## SET EXERCISE
Repeat the rows below word for word, beginning with the line containing "Patent image size: (765, 709)." and continuing through the line containing "The outer cylinder 50 is at (80, 202).".

## ITEMS

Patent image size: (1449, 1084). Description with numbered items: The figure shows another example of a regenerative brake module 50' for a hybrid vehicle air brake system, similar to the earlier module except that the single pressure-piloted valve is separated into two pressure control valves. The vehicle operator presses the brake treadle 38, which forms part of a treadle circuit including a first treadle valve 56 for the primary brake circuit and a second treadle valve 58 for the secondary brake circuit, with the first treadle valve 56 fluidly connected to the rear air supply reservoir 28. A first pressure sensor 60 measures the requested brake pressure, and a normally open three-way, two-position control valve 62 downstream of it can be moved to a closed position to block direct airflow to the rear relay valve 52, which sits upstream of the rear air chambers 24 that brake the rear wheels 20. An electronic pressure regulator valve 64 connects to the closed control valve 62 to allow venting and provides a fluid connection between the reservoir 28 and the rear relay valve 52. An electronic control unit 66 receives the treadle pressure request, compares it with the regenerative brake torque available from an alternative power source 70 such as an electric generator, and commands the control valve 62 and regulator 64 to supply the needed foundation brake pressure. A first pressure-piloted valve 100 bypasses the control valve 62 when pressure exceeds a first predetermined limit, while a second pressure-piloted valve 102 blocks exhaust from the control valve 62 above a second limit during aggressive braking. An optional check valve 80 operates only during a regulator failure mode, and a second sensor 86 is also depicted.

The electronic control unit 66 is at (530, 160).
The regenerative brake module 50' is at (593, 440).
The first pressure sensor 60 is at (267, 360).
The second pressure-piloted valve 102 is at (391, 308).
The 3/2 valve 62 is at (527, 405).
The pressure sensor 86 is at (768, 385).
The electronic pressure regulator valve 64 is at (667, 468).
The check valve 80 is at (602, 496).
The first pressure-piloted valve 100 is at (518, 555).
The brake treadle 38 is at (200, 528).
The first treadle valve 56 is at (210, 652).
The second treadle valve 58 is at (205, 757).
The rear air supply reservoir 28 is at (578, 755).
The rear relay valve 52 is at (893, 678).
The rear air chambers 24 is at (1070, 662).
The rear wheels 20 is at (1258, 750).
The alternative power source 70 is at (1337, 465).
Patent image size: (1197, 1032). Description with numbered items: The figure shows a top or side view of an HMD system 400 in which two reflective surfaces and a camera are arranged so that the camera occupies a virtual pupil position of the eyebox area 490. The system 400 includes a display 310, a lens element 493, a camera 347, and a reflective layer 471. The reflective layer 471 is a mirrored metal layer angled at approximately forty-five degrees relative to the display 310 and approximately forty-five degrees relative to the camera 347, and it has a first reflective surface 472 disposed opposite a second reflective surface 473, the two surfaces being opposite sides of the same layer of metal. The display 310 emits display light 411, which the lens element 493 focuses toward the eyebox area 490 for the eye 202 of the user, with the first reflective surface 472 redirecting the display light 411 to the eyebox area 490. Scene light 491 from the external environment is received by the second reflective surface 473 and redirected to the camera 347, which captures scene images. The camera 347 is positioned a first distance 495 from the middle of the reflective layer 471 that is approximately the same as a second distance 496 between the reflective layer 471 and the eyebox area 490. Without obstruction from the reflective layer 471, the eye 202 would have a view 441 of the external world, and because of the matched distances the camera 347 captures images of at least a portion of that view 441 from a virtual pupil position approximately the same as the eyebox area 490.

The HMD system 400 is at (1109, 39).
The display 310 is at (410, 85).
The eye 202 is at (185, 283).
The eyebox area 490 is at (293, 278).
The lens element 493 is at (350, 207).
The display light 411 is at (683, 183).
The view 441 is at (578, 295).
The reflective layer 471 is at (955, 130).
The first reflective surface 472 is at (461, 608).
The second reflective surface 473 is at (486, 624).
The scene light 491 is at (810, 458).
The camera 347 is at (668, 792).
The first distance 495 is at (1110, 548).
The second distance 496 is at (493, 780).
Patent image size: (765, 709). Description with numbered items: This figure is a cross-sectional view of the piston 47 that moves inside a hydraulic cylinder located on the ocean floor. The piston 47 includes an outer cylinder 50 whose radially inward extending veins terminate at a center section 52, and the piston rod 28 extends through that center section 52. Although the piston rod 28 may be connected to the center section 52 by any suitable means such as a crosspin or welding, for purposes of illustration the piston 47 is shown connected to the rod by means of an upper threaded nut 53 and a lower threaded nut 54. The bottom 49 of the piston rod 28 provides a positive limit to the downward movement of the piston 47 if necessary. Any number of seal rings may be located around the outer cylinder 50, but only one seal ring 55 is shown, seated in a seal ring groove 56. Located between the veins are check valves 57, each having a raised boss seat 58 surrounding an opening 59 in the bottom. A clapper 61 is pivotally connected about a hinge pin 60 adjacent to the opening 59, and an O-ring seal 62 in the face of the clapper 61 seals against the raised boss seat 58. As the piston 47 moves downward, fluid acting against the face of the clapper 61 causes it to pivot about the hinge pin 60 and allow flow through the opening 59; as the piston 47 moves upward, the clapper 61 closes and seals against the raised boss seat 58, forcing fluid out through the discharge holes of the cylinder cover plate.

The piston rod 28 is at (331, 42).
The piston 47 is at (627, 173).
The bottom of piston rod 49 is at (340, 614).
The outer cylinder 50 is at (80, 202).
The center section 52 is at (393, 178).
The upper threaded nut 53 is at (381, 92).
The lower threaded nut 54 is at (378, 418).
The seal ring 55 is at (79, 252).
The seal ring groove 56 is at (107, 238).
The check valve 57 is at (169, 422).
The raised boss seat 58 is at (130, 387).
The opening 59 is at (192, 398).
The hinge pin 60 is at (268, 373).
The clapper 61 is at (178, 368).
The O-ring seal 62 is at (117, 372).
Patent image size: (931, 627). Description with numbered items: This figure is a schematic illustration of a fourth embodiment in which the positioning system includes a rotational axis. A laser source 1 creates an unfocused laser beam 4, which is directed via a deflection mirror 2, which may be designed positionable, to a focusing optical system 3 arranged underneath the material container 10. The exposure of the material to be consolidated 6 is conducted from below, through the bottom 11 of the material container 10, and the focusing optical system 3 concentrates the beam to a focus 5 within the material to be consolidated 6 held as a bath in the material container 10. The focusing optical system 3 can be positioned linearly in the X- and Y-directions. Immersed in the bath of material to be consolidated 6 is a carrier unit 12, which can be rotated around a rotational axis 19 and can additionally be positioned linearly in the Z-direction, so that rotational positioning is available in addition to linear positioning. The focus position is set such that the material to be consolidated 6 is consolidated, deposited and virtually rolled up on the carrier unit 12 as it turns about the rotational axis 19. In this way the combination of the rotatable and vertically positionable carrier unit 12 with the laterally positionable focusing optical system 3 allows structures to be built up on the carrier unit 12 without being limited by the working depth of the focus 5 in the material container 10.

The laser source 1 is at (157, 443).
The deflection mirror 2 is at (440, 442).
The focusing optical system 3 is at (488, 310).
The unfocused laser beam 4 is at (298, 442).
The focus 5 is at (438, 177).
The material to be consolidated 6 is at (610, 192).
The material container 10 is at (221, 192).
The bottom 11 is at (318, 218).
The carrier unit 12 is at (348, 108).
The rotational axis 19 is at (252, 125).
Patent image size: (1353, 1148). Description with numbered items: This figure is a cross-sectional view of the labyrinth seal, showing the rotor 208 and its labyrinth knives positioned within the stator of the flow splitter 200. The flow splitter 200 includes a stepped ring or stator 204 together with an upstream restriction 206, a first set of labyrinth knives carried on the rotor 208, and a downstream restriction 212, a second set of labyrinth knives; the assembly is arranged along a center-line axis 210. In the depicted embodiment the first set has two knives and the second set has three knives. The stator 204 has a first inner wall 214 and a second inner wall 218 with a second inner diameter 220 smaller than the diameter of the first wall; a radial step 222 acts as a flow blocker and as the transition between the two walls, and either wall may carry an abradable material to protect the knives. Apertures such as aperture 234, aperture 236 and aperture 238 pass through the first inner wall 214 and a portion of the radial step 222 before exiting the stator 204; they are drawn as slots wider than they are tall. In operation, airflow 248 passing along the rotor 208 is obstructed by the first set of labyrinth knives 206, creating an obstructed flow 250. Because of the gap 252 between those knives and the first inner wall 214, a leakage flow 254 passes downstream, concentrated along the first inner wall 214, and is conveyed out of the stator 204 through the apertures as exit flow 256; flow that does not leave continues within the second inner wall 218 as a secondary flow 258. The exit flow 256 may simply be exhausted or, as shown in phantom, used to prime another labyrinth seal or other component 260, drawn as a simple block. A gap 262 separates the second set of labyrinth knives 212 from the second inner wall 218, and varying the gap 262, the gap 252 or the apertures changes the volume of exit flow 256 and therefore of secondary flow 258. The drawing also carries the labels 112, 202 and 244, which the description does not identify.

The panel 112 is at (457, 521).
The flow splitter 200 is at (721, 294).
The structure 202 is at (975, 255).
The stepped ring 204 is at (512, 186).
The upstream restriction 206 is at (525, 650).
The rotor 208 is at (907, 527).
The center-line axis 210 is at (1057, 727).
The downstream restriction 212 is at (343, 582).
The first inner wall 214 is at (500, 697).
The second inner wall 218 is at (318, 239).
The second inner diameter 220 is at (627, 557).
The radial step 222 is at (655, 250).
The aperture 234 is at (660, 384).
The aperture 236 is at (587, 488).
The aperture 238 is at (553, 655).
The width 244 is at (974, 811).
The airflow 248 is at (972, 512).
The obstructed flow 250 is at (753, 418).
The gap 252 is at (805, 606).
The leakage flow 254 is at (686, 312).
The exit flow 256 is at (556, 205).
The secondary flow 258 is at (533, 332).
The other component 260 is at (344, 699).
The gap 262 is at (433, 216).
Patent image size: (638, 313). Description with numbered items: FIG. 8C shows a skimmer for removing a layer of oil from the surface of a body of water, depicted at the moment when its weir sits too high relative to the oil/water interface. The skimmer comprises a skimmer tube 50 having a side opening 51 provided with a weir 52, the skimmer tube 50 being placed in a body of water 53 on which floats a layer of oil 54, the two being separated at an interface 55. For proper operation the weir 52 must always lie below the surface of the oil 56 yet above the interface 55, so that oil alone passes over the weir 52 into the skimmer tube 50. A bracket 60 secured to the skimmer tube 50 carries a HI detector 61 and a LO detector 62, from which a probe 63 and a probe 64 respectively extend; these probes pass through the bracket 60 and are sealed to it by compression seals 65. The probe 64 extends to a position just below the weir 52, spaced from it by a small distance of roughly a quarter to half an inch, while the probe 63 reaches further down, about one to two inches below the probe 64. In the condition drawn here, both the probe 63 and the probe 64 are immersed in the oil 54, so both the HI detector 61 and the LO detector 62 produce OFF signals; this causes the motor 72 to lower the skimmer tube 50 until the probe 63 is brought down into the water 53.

## FINISHED ANSWER
Patent image size: (765, 709). Description with numbered items: This figure is a cross-sectional view of the piston 47 that moves inside a hydraulic cylinder located on the ocean floor. The piston 47 includes an outer cylinder 50 whose radially inward extending veins terminate at a center section 52, and the piston rod 28 extends through that center section 52. Although the piston rod 28 may be connected to the center section 52 by any suitable means such as a crosspin or welding, for purposes of illustration the piston 47 is shown connected to the rod by means of an upper threaded nut 53 and a lower threaded nut 54. The bottom 49 of the piston rod 28 provides a positive limit to the downward movement of the piston 47 if necessary. Any number of seal rings may be located around the outer cylinder 50, but only one seal ring 55 is shown, seated in a seal ring groove 56. Located between the veins are check valves 57, each having a raised boss seat 58 surrounding an opening 59 in the bottom. A clapper 61 is pivotally connected about a hinge pin 60 adjacent to the opening 59, and an O-ring seal 62 in the face of the clapper 61 seals against the raised boss seat 58. As the piston 47 moves downward, fluid acting against the face of the clapper 61 causes it to pivot about the hinge pin 60 and allow flow through the opening 59; as the piston 47 moves upward, the clapper 61 closes and seals against the raised boss seat 58, forcing fluid out through the discharge holes of the cylinder cover plate.

The piston rod 28 is at (331, 42).
The piston 47 is at (627, 173).
The bottom of piston rod 49 is at (340, 614).
The outer cylinder 50 is at (80, 202).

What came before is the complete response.